What you are asked to do >> From the records below, extract all the text exactly and leave the images behind.

Data for this task >>
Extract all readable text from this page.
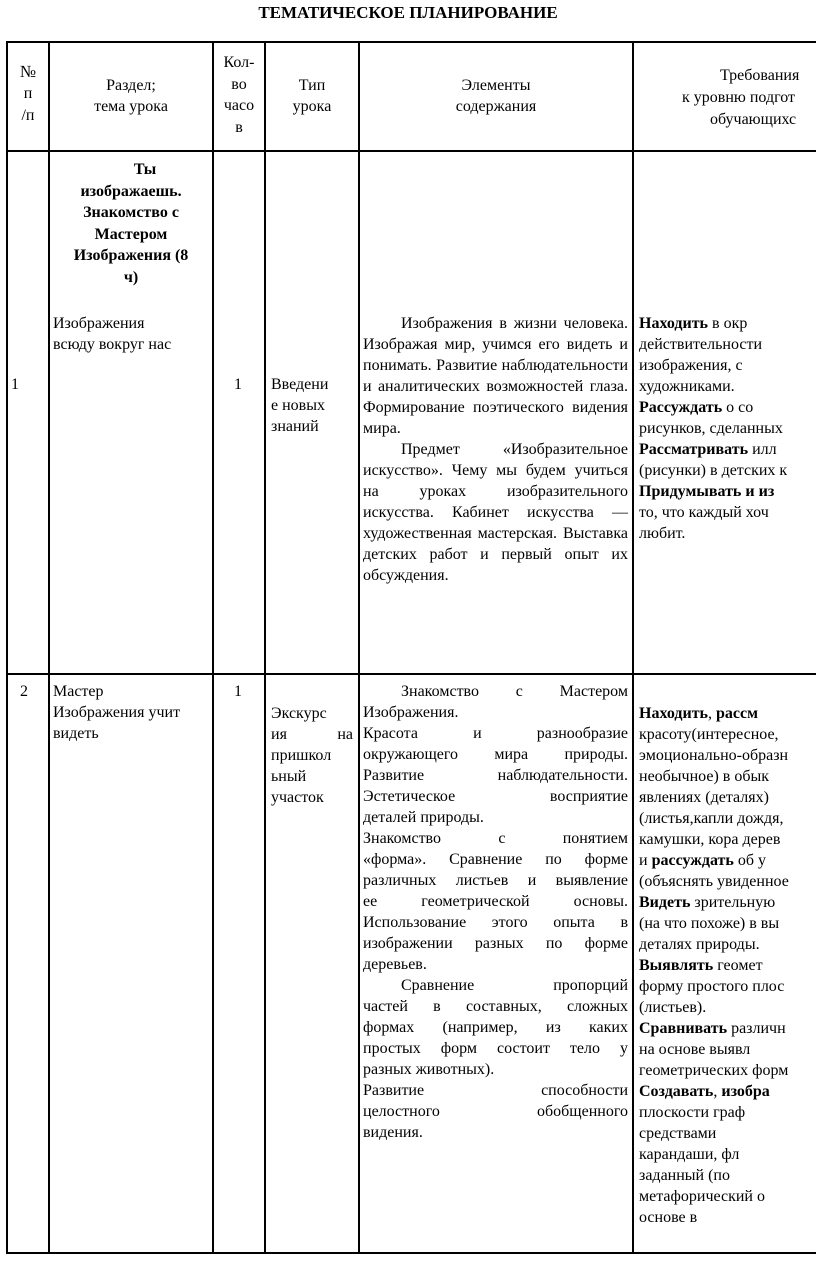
ТЕМАТИЧЕСКОЕ ПЛАНИРОВАНИЕ
№
п
/п
Раздел;
тема урока
Кол-
во
часо
в
Тип
урока
Элементы
содержания
Требования
к уровню подгот
обучающихс
1
Ты
изображаешь.
Знакомство с
Мастером
Изображения (8
ч)
Изображения
всюду вокруг нас
1 Введени
е новых
знаний

Изображения в жизни человека. Изображая мир, учимся его видеть и понимать. Развитие наблюдательности и аналитических возможностей глаза. Формирование поэтического видения мира.

Предмет «Изобразительное искусство». Чему мы будем учиться на уроках изобразительного искусства. Кабинет искусства — художественная мастерская. Выставка детских работ и первый опыт их обсуждения.

Находить в окр
действительности
изображения, с
художниками.
Рассуждать о со
рисунков, сделанных
Рассматривать илл
(рисунки) в детских к
Придумывать и из
то, что каждый хоч
любит.
2 Мастер
Изображения учит
видеть
1
Экскурс
ия на
пришкол
ьный
участок
Знакомство с Мастером
Изображения.
Красота и разнообразие
окружающего мира природы.
Развитие наблюдательности.
Эстетическое восприятие
деталей природы.
Знакомство с понятием
«форма». Сравнение по форме
различных листьев и выявление
ее геометрической основы.
Использование этого опыта в
изображении разных по форме
деревьев.
Сравнение пропорций
частей в составных, сложных
формах (например, из каких
простых форм состоит тело у
разных животных).
Развитие способности
целостного обобщенного
видения.
Находить, рассм
красоту(интересное,
эмоционально-образн
необычное) в обык
явлениях (деталях)
(листья,капли дождя,
камушки, кора дерев
и рассуждать об у
(объяснять увиденное
Видеть зрительную
(на что похоже) в вы
деталях природы.
Выявлять геомет
форму простого плос
(листьев).
Сравнивать различн
на основе выявл
геометрических форм
Создавать, изобра
плоскости граф
средствами
карандаши, фл
заданный (по
метафорический о
основе в
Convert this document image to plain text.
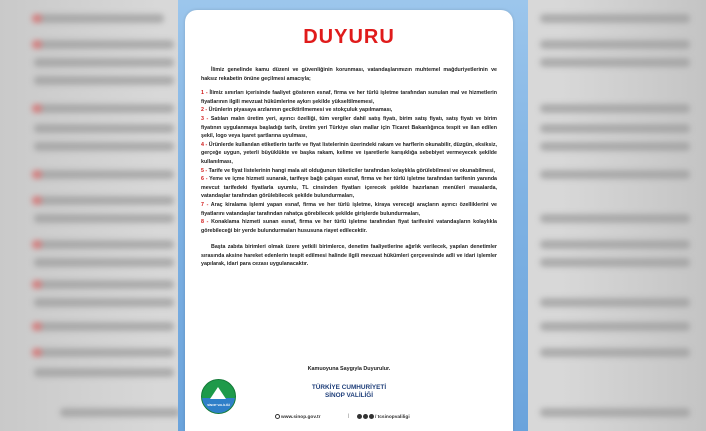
DUYURU

İlimiz genelinde kamu düzeni ve güvenliğinin korunması, vatandaşlarımızın muhtemel mağduriyetlerinin ve haksız rekabetin önüne geçilmesi amacıyla;

1 - İlimiz sınırları içerisinde faaliyet gösteren esnaf, firma ve her türlü işletme tarafından sunulan mal ve hizmetlerin fiyatlarının ilgili mevzuat hükümlerine aykırı şekilde yükseltilmemesi,
2 - Ürünlerin piyasaya arzlarının geciktirilmemesi ve stokçuluk yapılmaması,
3 - Satılan malın üretim yeri, ayırıcı özelliği, tüm vergiler dahil satış fiyatı, birim satış fiyatı, satış fiyatı ve birim fiyatının uygulanmaya başladığı tarih, üretim yeri Türkiye olan mallar için Ticaret Bakanlığınca tespit ve ilan edilen şekil, logo veya işaret şartlarına uyulması,
4 - Ürünlerde kullanılan etiketlerin tarife ve fiyat listelerinin üzerindeki rakam ve harflerin okunabilir, düzgün, eksiksiz, gerçeğe uygun, yeterli büyüklükte ve başka rakam, kelime ve işaretlerle karışıklığa sebebiyet vermeyecek şekilde kullanılması,
5 - Tarife ve fiyat listelerinin hangi mala ait olduğunun tüketiciler tarafından kolaylıkla görülebilmesi ve okunabilmesi,
6 - Yeme ve içme hizmeti sunarak, tarifeye bağlı çalışan esnaf, firma ve her türlü işletme tarafından tarifenin yanında mevcut tarifedeki fiyatlarla uyumlu, TL cinsinden fiyatları içerecek şekilde hazırlanan menüleri masalarda, vatandaşlar tarafından görülebilecek şekilde bulundurmaları,
7 - Araç kiralama işlemi yapan esnaf, firma ve her türlü işletme, kiraya vereceği araçların ayırıcı özelliklerini ve fiyatlarını vatandaşlar tarafından rahatça görebilecek şekilde girişlerde bulundurmaları,
8 - Konaklama hizmeti sunan esnaf, firma ve her türlü işletme tarafından fiyat tarifesini vatandaşların kolaylıkla görebileceği bir yerde bulundurmaları hususuna riayet edilecektir.

Başta zabıta birimleri olmak üzere yetkili birimlerce, denetim faaliyetlerine ağırlık verilecek, yapılan denetimler sırasında aksine hareket edenlerin tespit edilmesi halinde ilgili mevzuat hükümleri çerçevesinde adli ve idari işlemler yapılarak, idari para cezası uygulanacaktır.

Kamuoyuna Saygıyla Duyurulur.
SİNOP VALİLİĞİ
TÜRKİYE CUMHURİYETİ
SİNOP VALİLİĞİ
www.sinop.gov.tr	|	/ tcsinopvaliligi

Final result >>
Extract all readable text from this page.
ТЕМАТИЧЕСКОЕ ПЛАНИРОВАНИЕ
№
п
/п
Раздел;
тема урока
Кол-
во
часо
в
Тип
урока
Элементы
содержания
Требования
к уровню подгот
обучающихс
1
Ты
изображаешь.
Знакомство с
Мастером
Изображения (8
ч)
Изображения
всюду вокруг нас
1 Введени
е новых
знаний

Изображения в жизни человека. Изображая мир, учимся его видеть и понимать. Развитие наблюдательности и аналитических возможностей глаза. Формирование поэтического видения мира.

Предмет «Изобразительное искусство». Чему мы будем учиться на уроках изобразительного искусства. Кабинет искусства — художественная мастерская. Выставка детских работ и первый опыт их обсуждения.

Находить в окр
действительности
изображения, с
художниками.
Рассуждать о со
рисунков, сделанных
Рассматривать илл
(рисунки) в детских к
Придумывать и из
то, что каждый хоч
любит.
2 Мастер
Изображения учит
видеть
1
Экскурс
ия на
пришкол
ьный
участок
Знакомство с Мастером
Изображения.
Красота и разнообразие
окружающего мира природы.
Развитие наблюдательности.
Эстетическое восприятие
деталей природы.
Знакомство с понятием
«форма». Сравнение по форме
различных листьев и выявление
ее геометрической основы.
Использование этого опыта в
изображении разных по форме
деревьев.
Сравнение пропорций
частей в составных, сложных
формах (например, из каких
простых форм состоит тело у
разных животных).
Развитие способности
целостного обобщенного
видения.
Находить, рассм
красоту(интересное,
эмоционально-образн
необычное) в обык
явлениях (деталях)
(листья,капли дождя,
камушки, кора дерев
и рассуждать об у
(объяснять увиденное
Видеть зрительную
(на что похоже) в вы
деталях природы.
Выявлять геомет
форму простого плос
(листьев).
Сравнивать различн
на основе выявл
геометрических форм
Создавать, изобра
плоскости граф
средствами
карандаши, фл
заданный (по
метафорический о
основе в
Convert this document image to plain text.
DUYURU

İlimiz genelinde kamu düzeni ve güvenliğinin korunması, vatandaşlarımızın muhtemel mağduriyetlerinin ve haksız rekabetin önüne geçilmesi amacıyla;

1 - İlimiz sınırları içerisinde faaliyet gösteren esnaf, firma ve her türlü işletme tarafından sunulan mal ve hizmetlerin fiyatlarının ilgili mevzuat hükümlerine aykırı şekilde yükseltilmemesi,
2 - Ürünlerin piyasaya arzlarının geciktirilmemesi ve stokçuluk yapılmaması,
3 - Satılan malın üretim yeri, ayırıcı özelliği, tüm vergiler dahil satış fiyatı, birim satış fiyatı, satış fiyatı ve birim fiyatının uygulanmaya başladığı tarih, üretim yeri Türkiye olan mallar için Ticaret Bakanlığınca tespit ve ilan edilen şekil, logo veya işaret şartlarına uyulması,
4 - Ürünlerde kullanılan etiketlerin tarife ve fiyat listelerinin üzerindeki rakam ve harflerin okunabilir, düzgün, eksiksiz, gerçeğe uygun, yeterli büyüklükte ve başka rakam, kelime ve işaretlerle karışıklığa sebebiyet vermeyecek şekilde kullanılması,
5 - Tarife ve fiyat listelerinin hangi mala ait olduğunun tüketiciler tarafından kolaylıkla görülebilmesi ve okunabilmesi,
6 - Yeme ve içme hizmeti sunarak, tarifeye bağlı çalışan esnaf, firma ve her türlü işletme tarafından tarifenin yanında mevcut tarifedeki fiyatlarla uyumlu, TL cinsinden fiyatları içerecek şekilde hazırlanan menüleri masalarda, vatandaşlar tarafından görülebilecek şekilde bulundurmaları,
7 - Araç kiralama işlemi yapan esnaf, firma ve her türlü işletme, kiraya vereceği araçların ayırıcı özelliklerini ve fiyatlarını vatandaşlar tarafından rahatça görebilecek şekilde girişlerde bulundurmaları,
8 - Konaklama hizmeti sunan esnaf, firma ve her türlü işletme tarafından fiyat tarifesini vatandaşların kolaylıkla görebileceği bir yerde bulundurmaları hususuna riayet edilecektir.

Başta zabıta birimleri olmak üzere yetkili birimlerce, denetim faaliyetlerine ağırlık verilecek, yapılan denetimler sırasında aksine hareket edenlerin tespit edilmesi halinde ilgili mevzuat hükümleri çerçevesinde adli ve idari işlemler yapılarak, idari para cezası uygulanacaktır.

Kamuoyuna Saygıyla Duyurulur.
SİNOP VALİLİĞİ
TÜRKİYE CUMHURİYETİ
SİNOP VALİLİĞİ
www.sinop.gov.tr	|	/ tcsinopvaliligi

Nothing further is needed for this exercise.